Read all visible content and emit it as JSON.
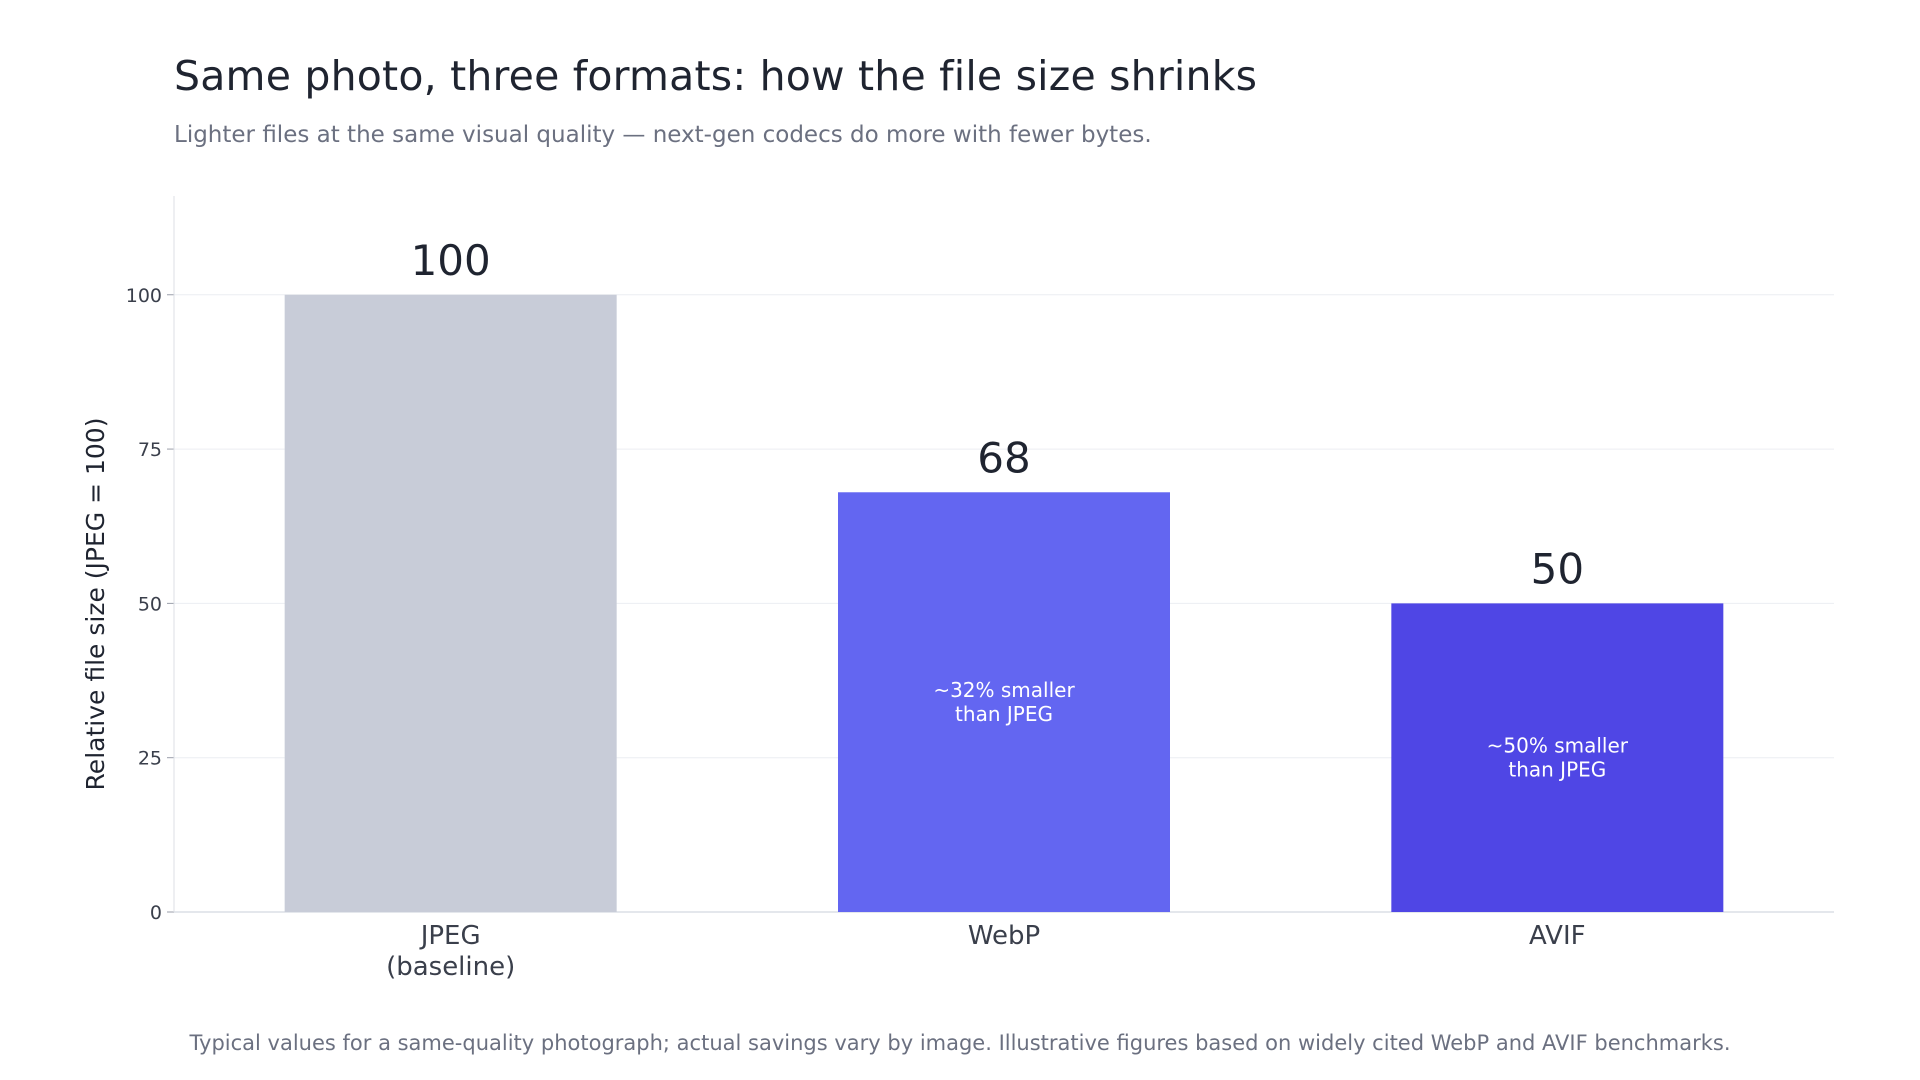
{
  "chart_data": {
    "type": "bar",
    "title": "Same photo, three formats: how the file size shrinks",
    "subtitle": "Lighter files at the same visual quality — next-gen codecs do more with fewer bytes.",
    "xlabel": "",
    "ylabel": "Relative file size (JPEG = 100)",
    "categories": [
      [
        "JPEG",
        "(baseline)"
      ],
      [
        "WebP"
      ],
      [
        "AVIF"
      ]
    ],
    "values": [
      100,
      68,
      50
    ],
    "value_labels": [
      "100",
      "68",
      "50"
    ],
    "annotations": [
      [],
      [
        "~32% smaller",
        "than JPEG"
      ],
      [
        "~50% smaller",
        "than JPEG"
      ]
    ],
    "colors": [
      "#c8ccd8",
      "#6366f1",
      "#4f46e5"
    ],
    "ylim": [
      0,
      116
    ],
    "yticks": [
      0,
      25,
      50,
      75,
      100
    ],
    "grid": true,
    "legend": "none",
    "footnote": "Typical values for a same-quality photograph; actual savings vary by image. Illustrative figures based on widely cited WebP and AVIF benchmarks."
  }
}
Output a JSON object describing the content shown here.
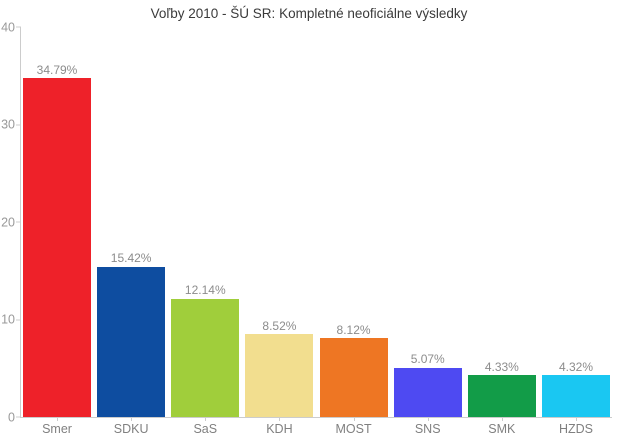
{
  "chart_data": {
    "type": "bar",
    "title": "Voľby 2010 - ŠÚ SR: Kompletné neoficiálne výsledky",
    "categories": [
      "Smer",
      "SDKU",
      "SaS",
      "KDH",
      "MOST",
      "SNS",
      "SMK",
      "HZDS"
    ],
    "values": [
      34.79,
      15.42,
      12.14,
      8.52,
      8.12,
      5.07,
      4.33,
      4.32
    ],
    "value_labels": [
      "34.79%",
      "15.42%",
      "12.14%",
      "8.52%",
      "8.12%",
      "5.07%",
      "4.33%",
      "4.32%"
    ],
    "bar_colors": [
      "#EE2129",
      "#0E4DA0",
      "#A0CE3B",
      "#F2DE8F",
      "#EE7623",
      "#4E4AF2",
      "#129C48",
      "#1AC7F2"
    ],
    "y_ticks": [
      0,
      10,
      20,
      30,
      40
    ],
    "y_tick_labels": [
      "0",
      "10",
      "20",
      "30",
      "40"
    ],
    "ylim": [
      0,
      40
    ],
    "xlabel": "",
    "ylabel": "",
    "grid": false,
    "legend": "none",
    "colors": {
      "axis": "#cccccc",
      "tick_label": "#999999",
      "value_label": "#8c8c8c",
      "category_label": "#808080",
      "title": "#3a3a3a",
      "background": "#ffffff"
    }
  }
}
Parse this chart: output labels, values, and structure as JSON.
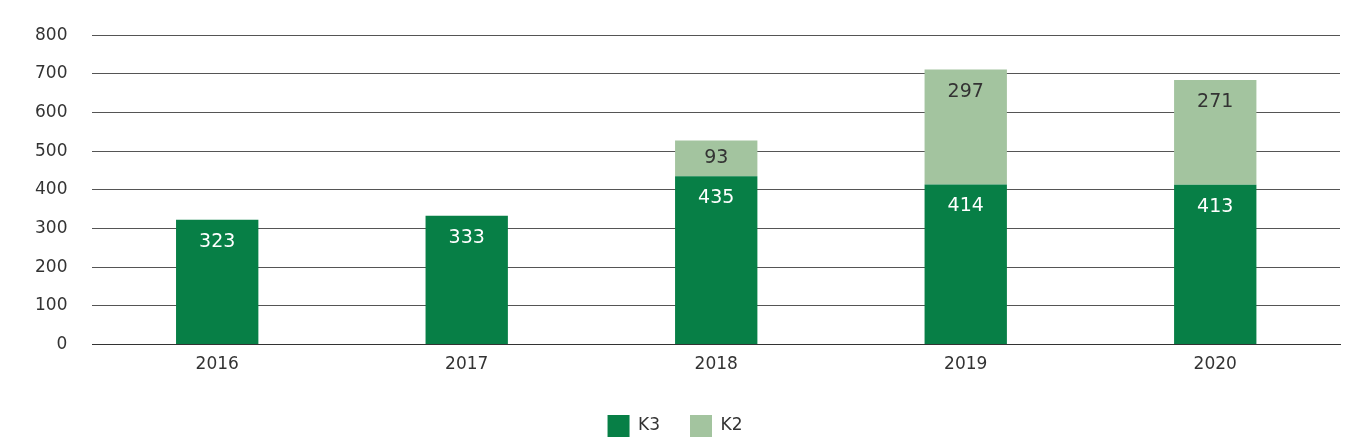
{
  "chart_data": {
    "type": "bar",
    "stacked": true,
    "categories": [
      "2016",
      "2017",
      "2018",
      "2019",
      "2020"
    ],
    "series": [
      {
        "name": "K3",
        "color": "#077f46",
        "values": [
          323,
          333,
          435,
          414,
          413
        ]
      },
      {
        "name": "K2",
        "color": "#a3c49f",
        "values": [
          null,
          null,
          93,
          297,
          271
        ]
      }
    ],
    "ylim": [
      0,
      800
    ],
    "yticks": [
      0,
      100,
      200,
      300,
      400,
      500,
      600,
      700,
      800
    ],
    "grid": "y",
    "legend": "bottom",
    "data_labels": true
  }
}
——————
> _The problem_: Return each line from the material above exactly, but not the pictures.

> _Solution to the problem_:
Read all visible content and emit it as JSON.
{
  "chart_data": {
    "type": "bar",
    "title": "Same photo, three formats: how the file size shrinks",
    "subtitle": "Lighter files at the same visual quality — next-gen codecs do more with fewer bytes.",
    "xlabel": "",
    "ylabel": "Relative file size (JPEG = 100)",
    "categories": [
      [
        "JPEG",
        "(baseline)"
      ],
      [
        "WebP"
      ],
      [
        "AVIF"
      ]
    ],
    "values": [
      100,
      68,
      50
    ],
    "value_labels": [
      "100",
      "68",
      "50"
    ],
    "annotations": [
      [],
      [
        "~32% smaller",
        "than JPEG"
      ],
      [
        "~50% smaller",
        "than JPEG"
      ]
    ],
    "colors": [
      "#c8ccd8",
      "#6366f1",
      "#4f46e5"
    ],
    "ylim": [
      0,
      116
    ],
    "yticks": [
      0,
      25,
      50,
      75,
      100
    ],
    "grid": true,
    "legend": "none",
    "footnote": "Typical values for a same-quality photograph; actual savings vary by image. Illustrative figures based on widely cited WebP and AVIF benchmarks."
  }
}
Output a JSON object describing the content shown here.
{
  "chart_data": {
    "type": "bar",
    "title": "Voľby 2010 - ŠÚ SR: Kompletné neoficiálne výsledky",
    "categories": [
      "Smer",
      "SDKU",
      "SaS",
      "KDH",
      "MOST",
      "SNS",
      "SMK",
      "HZDS"
    ],
    "values": [
      34.79,
      15.42,
      12.14,
      8.52,
      8.12,
      5.07,
      4.33,
      4.32
    ],
    "value_labels": [
      "34.79%",
      "15.42%",
      "12.14%",
      "8.52%",
      "8.12%",
      "5.07%",
      "4.33%",
      "4.32%"
    ],
    "bar_colors": [
      "#EE2129",
      "#0E4DA0",
      "#A0CE3B",
      "#F2DE8F",
      "#EE7623",
      "#4E4AF2",
      "#129C48",
      "#1AC7F2"
    ],
    "y_ticks": [
      0,
      10,
      20,
      30,
      40
    ],
    "y_tick_labels": [
      "0",
      "10",
      "20",
      "30",
      "40"
    ],
    "ylim": [
      0,
      40
    ],
    "xlabel": "",
    "ylabel": "",
    "grid": false,
    "legend": "none",
    "colors": {
      "axis": "#cccccc",
      "tick_label": "#999999",
      "value_label": "#8c8c8c",
      "category_label": "#808080",
      "title": "#3a3a3a",
      "background": "#ffffff"
    }
  }
}
Parse this chart: output labels, values, and structure as JSON.
{
  "chart_data": {
    "type": "bar",
    "stacked": true,
    "categories": [
      "2016",
      "2017",
      "2018",
      "2019",
      "2020"
    ],
    "series": [
      {
        "name": "K3",
        "color": "#077f46",
        "values": [
          323,
          333,
          435,
          414,
          413
        ]
      },
      {
        "name": "K2",
        "color": "#a3c49f",
        "values": [
          null,
          null,
          93,
          297,
          271
        ]
      }
    ],
    "ylim": [
      0,
      800
    ],
    "yticks": [
      0,
      100,
      200,
      300,
      400,
      500,
      600,
      700,
      800
    ],
    "grid": "y",
    "legend": "bottom",
    "data_labels": true
  }
}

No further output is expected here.